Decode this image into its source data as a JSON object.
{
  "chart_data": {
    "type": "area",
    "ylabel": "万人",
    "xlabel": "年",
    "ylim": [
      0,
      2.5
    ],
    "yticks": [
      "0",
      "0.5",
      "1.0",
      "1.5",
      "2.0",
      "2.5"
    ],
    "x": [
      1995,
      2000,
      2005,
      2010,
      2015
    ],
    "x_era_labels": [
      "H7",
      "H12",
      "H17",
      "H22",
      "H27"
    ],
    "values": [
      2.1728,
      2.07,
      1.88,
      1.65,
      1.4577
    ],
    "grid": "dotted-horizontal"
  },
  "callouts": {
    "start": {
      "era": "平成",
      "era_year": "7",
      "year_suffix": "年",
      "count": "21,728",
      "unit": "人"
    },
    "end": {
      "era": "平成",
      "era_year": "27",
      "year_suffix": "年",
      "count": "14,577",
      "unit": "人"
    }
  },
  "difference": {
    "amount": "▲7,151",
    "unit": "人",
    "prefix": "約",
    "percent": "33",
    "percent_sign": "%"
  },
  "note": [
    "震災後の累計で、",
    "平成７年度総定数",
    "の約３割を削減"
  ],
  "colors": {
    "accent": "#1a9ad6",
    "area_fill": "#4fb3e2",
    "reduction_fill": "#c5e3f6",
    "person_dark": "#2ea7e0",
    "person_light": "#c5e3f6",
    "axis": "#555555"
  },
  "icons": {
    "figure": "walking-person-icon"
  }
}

→ Given exercise:
Reproduce all data above, unchanged.

→ Solution for this problem:
Decode this image into its source data as a JSON object.
{
  "chart_data": {
    "type": "area",
    "ylabel": "万人",
    "xlabel": "年",
    "ylim": [
      0,
      2.5
    ],
    "yticks": [
      "0",
      "0.5",
      "1.0",
      "1.5",
      "2.0",
      "2.5"
    ],
    "x": [
      1995,
      2000,
      2005,
      2010,
      2015
    ],
    "x_era_labels": [
      "H7",
      "H12",
      "H17",
      "H22",
      "H27"
    ],
    "values": [
      2.1728,
      2.07,
      1.88,
      1.65,
      1.4577
    ],
    "grid": "dotted-horizontal"
  },
  "callouts": {
    "start": {
      "era": "平成",
      "era_year": "7",
      "year_suffix": "年",
      "count": "21,728",
      "unit": "人"
    },
    "end": {
      "era": "平成",
      "era_year": "27",
      "year_suffix": "年",
      "count": "14,577",
      "unit": "人"
    }
  },
  "difference": {
    "amount": "▲7,151",
    "unit": "人",
    "prefix": "約",
    "percent": "33",
    "percent_sign": "%"
  },
  "note": [
    "震災後の累計で、",
    "平成７年度総定数",
    "の約３割を削減"
  ],
  "colors": {
    "accent": "#1a9ad6",
    "area_fill": "#4fb3e2",
    "reduction_fill": "#c5e3f6",
    "person_dark": "#2ea7e0",
    "person_light": "#c5e3f6",
    "axis": "#555555"
  },
  "icons": {
    "figure": "walking-person-icon"
  }
}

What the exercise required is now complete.